# SET TASK
Every line containing the word "init" needs to be found and copied.
-- start of INFORMATION SHOWN --
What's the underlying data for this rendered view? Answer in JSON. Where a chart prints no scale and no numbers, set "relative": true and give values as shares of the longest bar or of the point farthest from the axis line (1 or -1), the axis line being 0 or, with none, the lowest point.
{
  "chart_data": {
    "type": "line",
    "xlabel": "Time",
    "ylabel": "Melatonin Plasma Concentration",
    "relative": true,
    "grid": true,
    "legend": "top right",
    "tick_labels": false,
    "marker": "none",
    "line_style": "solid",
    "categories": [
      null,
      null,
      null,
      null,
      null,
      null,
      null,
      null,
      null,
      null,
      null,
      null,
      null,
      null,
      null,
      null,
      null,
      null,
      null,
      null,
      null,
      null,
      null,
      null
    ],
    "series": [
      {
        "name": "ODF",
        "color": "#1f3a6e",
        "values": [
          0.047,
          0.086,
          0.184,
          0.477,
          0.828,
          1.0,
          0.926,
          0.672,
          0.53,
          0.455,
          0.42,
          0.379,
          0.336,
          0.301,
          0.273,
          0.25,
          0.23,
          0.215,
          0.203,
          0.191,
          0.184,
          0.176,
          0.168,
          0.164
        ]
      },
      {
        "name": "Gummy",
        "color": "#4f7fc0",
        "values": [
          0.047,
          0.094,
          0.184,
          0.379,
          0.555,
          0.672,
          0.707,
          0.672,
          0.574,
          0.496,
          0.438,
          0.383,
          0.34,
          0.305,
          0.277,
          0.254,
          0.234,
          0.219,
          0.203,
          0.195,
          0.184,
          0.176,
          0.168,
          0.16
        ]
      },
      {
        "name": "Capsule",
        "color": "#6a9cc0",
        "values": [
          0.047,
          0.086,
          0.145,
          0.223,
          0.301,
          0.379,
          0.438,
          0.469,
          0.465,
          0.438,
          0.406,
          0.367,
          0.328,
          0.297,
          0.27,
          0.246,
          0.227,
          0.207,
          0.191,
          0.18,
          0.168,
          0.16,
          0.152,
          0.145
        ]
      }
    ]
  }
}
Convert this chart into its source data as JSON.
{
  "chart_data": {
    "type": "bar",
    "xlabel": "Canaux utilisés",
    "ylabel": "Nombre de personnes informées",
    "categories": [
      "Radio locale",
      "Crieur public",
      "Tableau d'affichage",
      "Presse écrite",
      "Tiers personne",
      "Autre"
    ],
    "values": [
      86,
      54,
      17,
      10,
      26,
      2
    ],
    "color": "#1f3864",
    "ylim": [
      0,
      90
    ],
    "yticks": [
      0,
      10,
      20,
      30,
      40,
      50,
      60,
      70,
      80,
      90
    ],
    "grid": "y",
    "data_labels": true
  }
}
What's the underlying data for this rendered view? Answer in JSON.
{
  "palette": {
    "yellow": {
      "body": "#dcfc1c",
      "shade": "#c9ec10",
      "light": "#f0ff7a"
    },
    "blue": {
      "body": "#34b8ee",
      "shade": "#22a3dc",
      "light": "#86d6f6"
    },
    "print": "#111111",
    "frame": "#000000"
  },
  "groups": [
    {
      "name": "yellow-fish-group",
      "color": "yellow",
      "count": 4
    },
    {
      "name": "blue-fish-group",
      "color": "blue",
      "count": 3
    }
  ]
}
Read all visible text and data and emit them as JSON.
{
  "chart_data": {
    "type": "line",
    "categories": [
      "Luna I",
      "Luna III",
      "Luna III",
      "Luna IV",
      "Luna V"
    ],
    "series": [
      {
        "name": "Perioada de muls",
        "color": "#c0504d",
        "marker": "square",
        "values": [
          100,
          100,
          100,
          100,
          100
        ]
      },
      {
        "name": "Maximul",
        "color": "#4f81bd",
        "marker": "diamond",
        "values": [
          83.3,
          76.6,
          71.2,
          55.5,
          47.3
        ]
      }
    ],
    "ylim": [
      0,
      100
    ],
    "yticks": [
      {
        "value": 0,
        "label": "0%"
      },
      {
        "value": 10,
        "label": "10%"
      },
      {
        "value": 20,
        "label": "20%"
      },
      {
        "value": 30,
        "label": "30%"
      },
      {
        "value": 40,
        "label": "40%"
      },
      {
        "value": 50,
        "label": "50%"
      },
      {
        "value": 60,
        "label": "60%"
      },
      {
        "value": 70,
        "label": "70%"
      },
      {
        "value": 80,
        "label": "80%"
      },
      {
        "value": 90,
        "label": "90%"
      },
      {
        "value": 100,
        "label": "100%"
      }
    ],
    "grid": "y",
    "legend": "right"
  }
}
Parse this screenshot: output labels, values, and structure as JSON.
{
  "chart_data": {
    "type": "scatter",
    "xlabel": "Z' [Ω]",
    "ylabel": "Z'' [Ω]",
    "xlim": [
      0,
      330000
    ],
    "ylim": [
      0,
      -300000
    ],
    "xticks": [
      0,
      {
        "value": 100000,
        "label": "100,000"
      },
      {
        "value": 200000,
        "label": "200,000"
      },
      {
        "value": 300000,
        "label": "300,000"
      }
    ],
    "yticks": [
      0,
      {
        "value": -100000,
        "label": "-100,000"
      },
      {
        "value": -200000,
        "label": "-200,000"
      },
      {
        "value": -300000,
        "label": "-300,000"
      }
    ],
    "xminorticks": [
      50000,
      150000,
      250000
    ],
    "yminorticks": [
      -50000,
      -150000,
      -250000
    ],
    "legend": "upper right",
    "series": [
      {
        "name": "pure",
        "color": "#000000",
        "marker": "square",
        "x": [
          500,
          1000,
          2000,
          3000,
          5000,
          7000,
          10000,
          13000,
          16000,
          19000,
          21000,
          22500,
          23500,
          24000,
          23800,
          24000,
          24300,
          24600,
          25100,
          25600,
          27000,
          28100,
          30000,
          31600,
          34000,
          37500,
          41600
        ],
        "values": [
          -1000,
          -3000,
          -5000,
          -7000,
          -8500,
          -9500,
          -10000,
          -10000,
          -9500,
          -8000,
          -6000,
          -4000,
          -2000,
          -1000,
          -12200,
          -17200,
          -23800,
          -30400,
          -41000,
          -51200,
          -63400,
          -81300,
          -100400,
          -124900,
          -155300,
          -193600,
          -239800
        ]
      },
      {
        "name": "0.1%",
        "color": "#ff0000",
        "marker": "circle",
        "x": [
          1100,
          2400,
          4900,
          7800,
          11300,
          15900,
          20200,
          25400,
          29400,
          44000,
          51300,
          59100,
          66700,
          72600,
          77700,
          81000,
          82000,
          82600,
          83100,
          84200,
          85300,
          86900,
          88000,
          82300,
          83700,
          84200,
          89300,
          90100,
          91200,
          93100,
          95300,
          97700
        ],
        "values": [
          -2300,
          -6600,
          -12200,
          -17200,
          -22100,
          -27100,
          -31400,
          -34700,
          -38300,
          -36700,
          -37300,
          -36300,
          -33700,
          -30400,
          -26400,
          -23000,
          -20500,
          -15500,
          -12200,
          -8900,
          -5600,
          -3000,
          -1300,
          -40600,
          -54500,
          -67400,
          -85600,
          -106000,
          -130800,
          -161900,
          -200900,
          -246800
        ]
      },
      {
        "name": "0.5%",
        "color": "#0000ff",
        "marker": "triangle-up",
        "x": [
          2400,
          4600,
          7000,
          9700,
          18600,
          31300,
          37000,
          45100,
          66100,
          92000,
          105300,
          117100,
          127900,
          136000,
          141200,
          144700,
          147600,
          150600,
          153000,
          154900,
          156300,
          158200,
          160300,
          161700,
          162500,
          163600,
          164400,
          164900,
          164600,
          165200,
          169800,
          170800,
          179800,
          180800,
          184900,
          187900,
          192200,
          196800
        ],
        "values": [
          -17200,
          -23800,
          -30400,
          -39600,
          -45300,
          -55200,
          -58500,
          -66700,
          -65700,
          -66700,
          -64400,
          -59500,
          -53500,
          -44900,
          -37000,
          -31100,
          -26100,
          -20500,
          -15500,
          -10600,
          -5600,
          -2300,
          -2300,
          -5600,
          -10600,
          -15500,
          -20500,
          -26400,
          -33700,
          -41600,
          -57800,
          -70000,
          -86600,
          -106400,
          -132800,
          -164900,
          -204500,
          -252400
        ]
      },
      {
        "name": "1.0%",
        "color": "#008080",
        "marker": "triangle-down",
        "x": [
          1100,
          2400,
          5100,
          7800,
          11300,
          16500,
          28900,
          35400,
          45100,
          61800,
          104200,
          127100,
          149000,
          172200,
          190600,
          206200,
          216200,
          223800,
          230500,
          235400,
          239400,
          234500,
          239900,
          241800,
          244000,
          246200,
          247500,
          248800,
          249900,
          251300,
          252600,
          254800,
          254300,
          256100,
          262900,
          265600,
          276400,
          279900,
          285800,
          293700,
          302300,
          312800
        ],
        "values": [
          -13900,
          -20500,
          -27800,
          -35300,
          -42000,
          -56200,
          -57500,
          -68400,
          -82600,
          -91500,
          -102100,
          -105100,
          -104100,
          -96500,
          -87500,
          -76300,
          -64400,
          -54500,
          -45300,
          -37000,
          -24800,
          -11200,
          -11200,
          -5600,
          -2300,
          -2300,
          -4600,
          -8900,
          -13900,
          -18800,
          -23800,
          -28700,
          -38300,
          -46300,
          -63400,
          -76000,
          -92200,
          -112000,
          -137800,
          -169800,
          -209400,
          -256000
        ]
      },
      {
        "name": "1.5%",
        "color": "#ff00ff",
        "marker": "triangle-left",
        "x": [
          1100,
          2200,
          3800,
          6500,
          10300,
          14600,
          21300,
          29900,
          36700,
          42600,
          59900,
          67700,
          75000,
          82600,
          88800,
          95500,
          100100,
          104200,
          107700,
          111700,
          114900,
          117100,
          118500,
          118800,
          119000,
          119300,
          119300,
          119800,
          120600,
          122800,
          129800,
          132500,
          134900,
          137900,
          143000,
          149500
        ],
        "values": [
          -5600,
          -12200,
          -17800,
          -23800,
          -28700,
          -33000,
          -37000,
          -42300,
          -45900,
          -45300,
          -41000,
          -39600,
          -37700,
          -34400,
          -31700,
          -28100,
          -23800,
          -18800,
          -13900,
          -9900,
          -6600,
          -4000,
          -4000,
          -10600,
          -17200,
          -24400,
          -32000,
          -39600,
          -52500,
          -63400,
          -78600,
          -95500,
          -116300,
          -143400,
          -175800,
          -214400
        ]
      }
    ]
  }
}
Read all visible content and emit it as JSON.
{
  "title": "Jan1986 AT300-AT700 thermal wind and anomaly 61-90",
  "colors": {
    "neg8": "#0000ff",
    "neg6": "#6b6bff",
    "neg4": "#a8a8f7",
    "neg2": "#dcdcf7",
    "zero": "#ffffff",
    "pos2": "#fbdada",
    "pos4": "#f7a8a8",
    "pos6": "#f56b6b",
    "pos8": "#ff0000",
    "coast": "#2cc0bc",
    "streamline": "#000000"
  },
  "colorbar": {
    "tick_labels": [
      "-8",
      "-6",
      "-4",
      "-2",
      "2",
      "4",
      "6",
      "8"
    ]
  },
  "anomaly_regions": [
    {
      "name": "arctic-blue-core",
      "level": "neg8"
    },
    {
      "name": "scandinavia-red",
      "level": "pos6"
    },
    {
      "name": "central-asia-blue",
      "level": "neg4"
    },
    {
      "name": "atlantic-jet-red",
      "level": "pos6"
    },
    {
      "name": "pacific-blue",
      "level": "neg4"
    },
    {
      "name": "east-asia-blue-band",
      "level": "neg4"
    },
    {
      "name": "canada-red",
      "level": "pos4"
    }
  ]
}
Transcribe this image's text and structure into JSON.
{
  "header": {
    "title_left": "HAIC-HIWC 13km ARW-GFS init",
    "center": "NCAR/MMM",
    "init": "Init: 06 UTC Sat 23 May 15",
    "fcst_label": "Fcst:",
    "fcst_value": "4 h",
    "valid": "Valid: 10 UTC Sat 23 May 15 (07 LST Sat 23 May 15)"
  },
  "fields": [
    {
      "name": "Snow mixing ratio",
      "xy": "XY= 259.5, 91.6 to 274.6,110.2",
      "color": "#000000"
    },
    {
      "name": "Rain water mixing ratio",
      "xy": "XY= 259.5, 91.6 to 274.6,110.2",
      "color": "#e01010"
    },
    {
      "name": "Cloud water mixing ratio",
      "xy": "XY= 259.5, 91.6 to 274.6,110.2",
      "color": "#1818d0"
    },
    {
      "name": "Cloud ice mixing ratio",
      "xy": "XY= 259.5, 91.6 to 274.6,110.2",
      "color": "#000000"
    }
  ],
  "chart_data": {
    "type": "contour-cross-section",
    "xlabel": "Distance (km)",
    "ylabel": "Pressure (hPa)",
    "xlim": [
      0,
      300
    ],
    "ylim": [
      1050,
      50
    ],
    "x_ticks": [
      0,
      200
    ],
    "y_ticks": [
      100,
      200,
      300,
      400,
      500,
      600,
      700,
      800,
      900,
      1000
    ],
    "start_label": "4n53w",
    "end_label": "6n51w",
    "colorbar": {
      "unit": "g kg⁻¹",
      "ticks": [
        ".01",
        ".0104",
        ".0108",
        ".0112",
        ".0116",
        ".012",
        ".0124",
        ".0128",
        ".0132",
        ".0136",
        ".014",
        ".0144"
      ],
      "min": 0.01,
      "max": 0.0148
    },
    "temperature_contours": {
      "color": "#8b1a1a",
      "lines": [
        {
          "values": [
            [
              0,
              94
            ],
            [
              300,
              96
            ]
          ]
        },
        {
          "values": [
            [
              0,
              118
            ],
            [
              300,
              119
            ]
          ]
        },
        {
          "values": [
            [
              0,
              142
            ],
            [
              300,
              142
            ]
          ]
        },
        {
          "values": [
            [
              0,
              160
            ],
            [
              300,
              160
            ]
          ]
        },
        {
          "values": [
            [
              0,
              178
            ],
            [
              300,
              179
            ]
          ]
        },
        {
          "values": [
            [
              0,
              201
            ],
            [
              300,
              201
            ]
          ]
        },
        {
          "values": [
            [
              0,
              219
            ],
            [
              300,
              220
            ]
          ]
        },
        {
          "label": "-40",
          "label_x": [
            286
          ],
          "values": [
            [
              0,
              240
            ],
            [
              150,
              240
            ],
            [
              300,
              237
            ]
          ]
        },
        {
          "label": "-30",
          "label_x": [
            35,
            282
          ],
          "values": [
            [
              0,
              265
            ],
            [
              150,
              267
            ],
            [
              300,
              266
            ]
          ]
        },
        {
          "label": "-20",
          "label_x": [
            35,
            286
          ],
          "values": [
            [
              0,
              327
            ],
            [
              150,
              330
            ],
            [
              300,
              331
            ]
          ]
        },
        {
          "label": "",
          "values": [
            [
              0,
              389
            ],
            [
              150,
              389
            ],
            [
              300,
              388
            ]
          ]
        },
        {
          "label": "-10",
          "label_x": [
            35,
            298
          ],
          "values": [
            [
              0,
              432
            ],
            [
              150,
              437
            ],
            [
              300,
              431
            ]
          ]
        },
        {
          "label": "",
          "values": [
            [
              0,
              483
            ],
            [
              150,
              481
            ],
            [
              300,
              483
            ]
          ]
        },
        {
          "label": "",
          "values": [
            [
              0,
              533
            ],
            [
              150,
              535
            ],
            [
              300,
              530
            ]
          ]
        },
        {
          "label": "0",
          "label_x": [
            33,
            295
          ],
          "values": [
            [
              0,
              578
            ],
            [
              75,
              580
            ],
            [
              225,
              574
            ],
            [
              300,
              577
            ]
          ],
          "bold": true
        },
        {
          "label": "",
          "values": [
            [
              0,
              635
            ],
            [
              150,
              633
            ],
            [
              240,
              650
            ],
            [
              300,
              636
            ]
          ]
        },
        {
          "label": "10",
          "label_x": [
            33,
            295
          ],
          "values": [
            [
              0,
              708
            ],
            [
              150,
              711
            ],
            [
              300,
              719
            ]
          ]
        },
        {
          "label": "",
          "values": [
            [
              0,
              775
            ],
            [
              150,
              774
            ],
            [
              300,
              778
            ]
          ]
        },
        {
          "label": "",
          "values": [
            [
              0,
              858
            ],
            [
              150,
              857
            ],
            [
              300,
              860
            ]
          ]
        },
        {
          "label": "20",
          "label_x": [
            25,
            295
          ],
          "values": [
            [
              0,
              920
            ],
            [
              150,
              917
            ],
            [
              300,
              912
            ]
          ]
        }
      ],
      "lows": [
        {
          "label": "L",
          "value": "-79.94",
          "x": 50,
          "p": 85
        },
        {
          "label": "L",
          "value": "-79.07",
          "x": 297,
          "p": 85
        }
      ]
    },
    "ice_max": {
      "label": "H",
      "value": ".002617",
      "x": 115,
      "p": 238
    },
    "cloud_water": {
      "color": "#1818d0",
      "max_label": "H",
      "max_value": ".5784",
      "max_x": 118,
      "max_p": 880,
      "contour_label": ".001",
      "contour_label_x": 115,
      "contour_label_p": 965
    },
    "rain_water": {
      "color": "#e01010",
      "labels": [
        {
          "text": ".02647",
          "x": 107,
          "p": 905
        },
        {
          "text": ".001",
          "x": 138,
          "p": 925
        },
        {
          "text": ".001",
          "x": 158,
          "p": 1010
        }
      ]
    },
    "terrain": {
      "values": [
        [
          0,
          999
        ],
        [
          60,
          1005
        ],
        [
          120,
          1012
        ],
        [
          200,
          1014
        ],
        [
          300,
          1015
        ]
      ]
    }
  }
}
-- end of INFORMATION SHOWN --
# WRITTEN SOLUTION
    "title_left": "HAIC-HIWC 13km ARW-GFS init",
    "init": "Init: 06 UTC Sat 23 May 15",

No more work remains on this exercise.